### Supplied data
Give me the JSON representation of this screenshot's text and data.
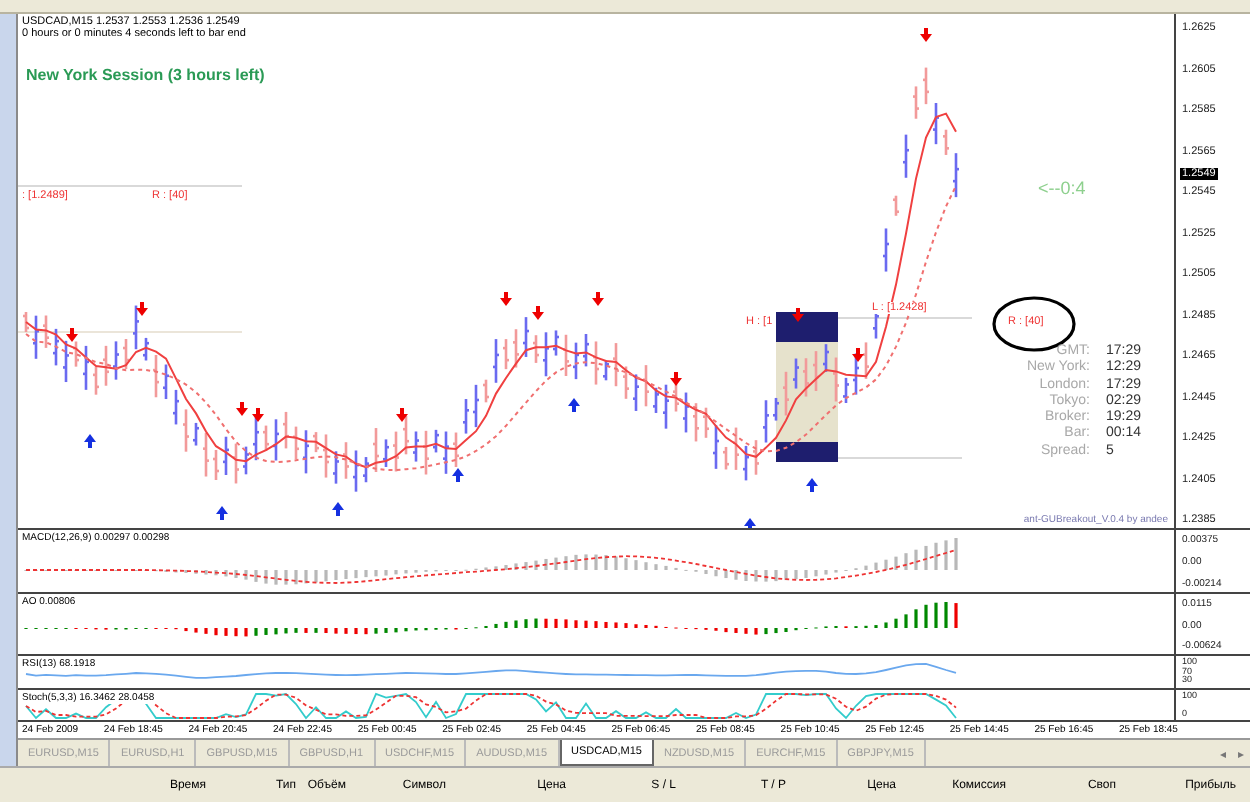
{
  "chart": {
    "symbol_line": "USDCAD,M15  1.2537 1.2553 1.2536 1.2549",
    "timer_line": "0 hours or 0 minutes 4 seconds left to bar end",
    "session_label": "New York Session (3 hours left)",
    "countdown_marker": "<--0:4",
    "range_labels": [
      {
        "text": ": [1.2489]",
        "circled": false
      },
      {
        "text": "R : [40]",
        "circled": false
      },
      {
        "text": "H : [1",
        "circled": false
      },
      {
        "text": "L : [1.2428]",
        "circled": false
      },
      {
        "text": "R : [40]",
        "circled": true
      }
    ]
  },
  "price_axis": {
    "ticks": [
      "1.2625",
      "1.2605",
      "1.2585",
      "1.2565",
      "1.2545",
      "1.2525",
      "1.2505",
      "1.2485",
      "1.2465",
      "1.2445",
      "1.2425",
      "1.2405",
      "1.2385"
    ],
    "current_price": "1.2549"
  },
  "clock_panel": {
    "rows": [
      {
        "label": "GMT:",
        "value": "17:29"
      },
      {
        "label": "New York:",
        "value": "12:29"
      },
      {
        "label": "London:",
        "value": "17:29"
      },
      {
        "label": "Tokyo:",
        "value": "02:29"
      },
      {
        "label": "Broker:",
        "value": "19:29"
      },
      {
        "label": "Bar:",
        "value": "00:14"
      },
      {
        "label": "Spread:",
        "value": "5"
      }
    ],
    "footer": "ant-GUBreakout_V.0.4 by andee"
  },
  "indicators": [
    {
      "kind": "macd",
      "title": "MACD(12,26,9) 0.00297 0.00298",
      "axis": [
        "0.00375",
        "0.00",
        "-0.00214"
      ]
    },
    {
      "kind": "ao",
      "title": "AO 0.00806",
      "axis": [
        "0.0115",
        "0.00",
        "-0.00624"
      ]
    },
    {
      "kind": "rsi",
      "title": "RSI(13) 68.1918",
      "axis": [
        "100",
        "70",
        "30"
      ]
    },
    {
      "kind": "stoch",
      "title": "Stoch(5,3,3) 16.3462 28.0458",
      "axis": [
        "100",
        "0"
      ]
    }
  ],
  "time_axis": [
    "24 Feb 2009",
    "24 Feb 18:45",
    "24 Feb 20:45",
    "24 Feb 22:45",
    "25 Feb 00:45",
    "25 Feb 02:45",
    "25 Feb 04:45",
    "25 Feb 06:45",
    "25 Feb 08:45",
    "25 Feb 10:45",
    "25 Feb 12:45",
    "25 Feb 14:45",
    "25 Feb 16:45",
    "25 Feb 18:45"
  ],
  "tabs": [
    {
      "label": "EURUSD,M15",
      "selected": false
    },
    {
      "label": "EURUSD,H1",
      "selected": false
    },
    {
      "label": "GBPUSD,M15",
      "selected": false
    },
    {
      "label": "GBPUSD,H1",
      "selected": false
    },
    {
      "label": "USDCHF,M15",
      "selected": false
    },
    {
      "label": "AUDUSD,M15",
      "selected": false
    },
    {
      "label": "USDCAD,M15",
      "selected": true
    },
    {
      "label": "NZDUSD,M15",
      "selected": false
    },
    {
      "label": "EURCHF,M15",
      "selected": false
    },
    {
      "label": "GBPJPY,M15",
      "selected": false
    }
  ],
  "tab_scroll": [
    "◂",
    "▸"
  ],
  "trade_columns": [
    "Время",
    "Тип",
    "Объём",
    "Символ",
    "Цена",
    "S / L",
    "T / P",
    "Цена",
    "Комиссия",
    "Своп",
    "Прибыль"
  ]
}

### Objective
Reproduce the whole listing above word for word, but not its pictures.

### Result for this exercise
Give me the JSON representation of this screenshot's text and data.
{
  "chart": {
    "symbol_line": "USDCAD,M15  1.2537 1.2553 1.2536 1.2549",
    "timer_line": "0 hours or 0 minutes 4 seconds left to bar end",
    "session_label": "New York Session (3 hours left)",
    "countdown_marker": "<--0:4",
    "range_labels": [
      {
        "text": ": [1.2489]",
        "circled": false
      },
      {
        "text": "R : [40]",
        "circled": false
      },
      {
        "text": "H : [1",
        "circled": false
      },
      {
        "text": "L : [1.2428]",
        "circled": false
      },
      {
        "text": "R : [40]",
        "circled": true
      }
    ]
  },
  "price_axis": {
    "ticks": [
      "1.2625",
      "1.2605",
      "1.2585",
      "1.2565",
      "1.2545",
      "1.2525",
      "1.2505",
      "1.2485",
      "1.2465",
      "1.2445",
      "1.2425",
      "1.2405",
      "1.2385"
    ],
    "current_price": "1.2549"
  },
  "clock_panel": {
    "rows": [
      {
        "label": "GMT:",
        "value": "17:29"
      },
      {
        "label": "New York:",
        "value": "12:29"
      },
      {
        "label": "London:",
        "value": "17:29"
      },
      {
        "label": "Tokyo:",
        "value": "02:29"
      },
      {
        "label": "Broker:",
        "value": "19:29"
      },
      {
        "label": "Bar:",
        "value": "00:14"
      },
      {
        "label": "Spread:",
        "value": "5"
      }
    ],
    "footer": "ant-GUBreakout_V.0.4 by andee"
  },
  "indicators": [
    {
      "kind": "macd",
      "title": "MACD(12,26,9) 0.00297 0.00298",
      "axis": [
        "0.00375",
        "0.00",
        "-0.00214"
      ]
    },
    {
      "kind": "ao",
      "title": "AO 0.00806",
      "axis": [
        "0.0115",
        "0.00",
        "-0.00624"
      ]
    },
    {
      "kind": "rsi",
      "title": "RSI(13) 68.1918",
      "axis": [
        "100",
        "70",
        "30"
      ]
    },
    {
      "kind": "stoch",
      "title": "Stoch(5,3,3) 16.3462 28.0458",
      "axis": [
        "100",
        "0"
      ]
    }
  ],
  "time_axis": [
    "24 Feb 2009",
    "24 Feb 18:45",
    "24 Feb 20:45",
    "24 Feb 22:45",
    "25 Feb 00:45",
    "25 Feb 02:45",
    "25 Feb 04:45",
    "25 Feb 06:45",
    "25 Feb 08:45",
    "25 Feb 10:45",
    "25 Feb 12:45",
    "25 Feb 14:45",
    "25 Feb 16:45",
    "25 Feb 18:45"
  ],
  "tabs": [
    {
      "label": "EURUSD,M15",
      "selected": false
    },
    {
      "label": "EURUSD,H1",
      "selected": false
    },
    {
      "label": "GBPUSD,M15",
      "selected": false
    },
    {
      "label": "GBPUSD,H1",
      "selected": false
    },
    {
      "label": "USDCHF,M15",
      "selected": false
    },
    {
      "label": "AUDUSD,M15",
      "selected": false
    },
    {
      "label": "USDCAD,M15",
      "selected": true
    },
    {
      "label": "NZDUSD,M15",
      "selected": false
    },
    {
      "label": "EURCHF,M15",
      "selected": false
    },
    {
      "label": "GBPJPY,M15",
      "selected": false
    }
  ],
  "tab_scroll": [
    "◂",
    "▸"
  ],
  "trade_columns": [
    "Время",
    "Тип",
    "Объём",
    "Символ",
    "Цена",
    "S / L",
    "T / P",
    "Цена",
    "Комиссия",
    "Своп",
    "Прибыль"
  ]
}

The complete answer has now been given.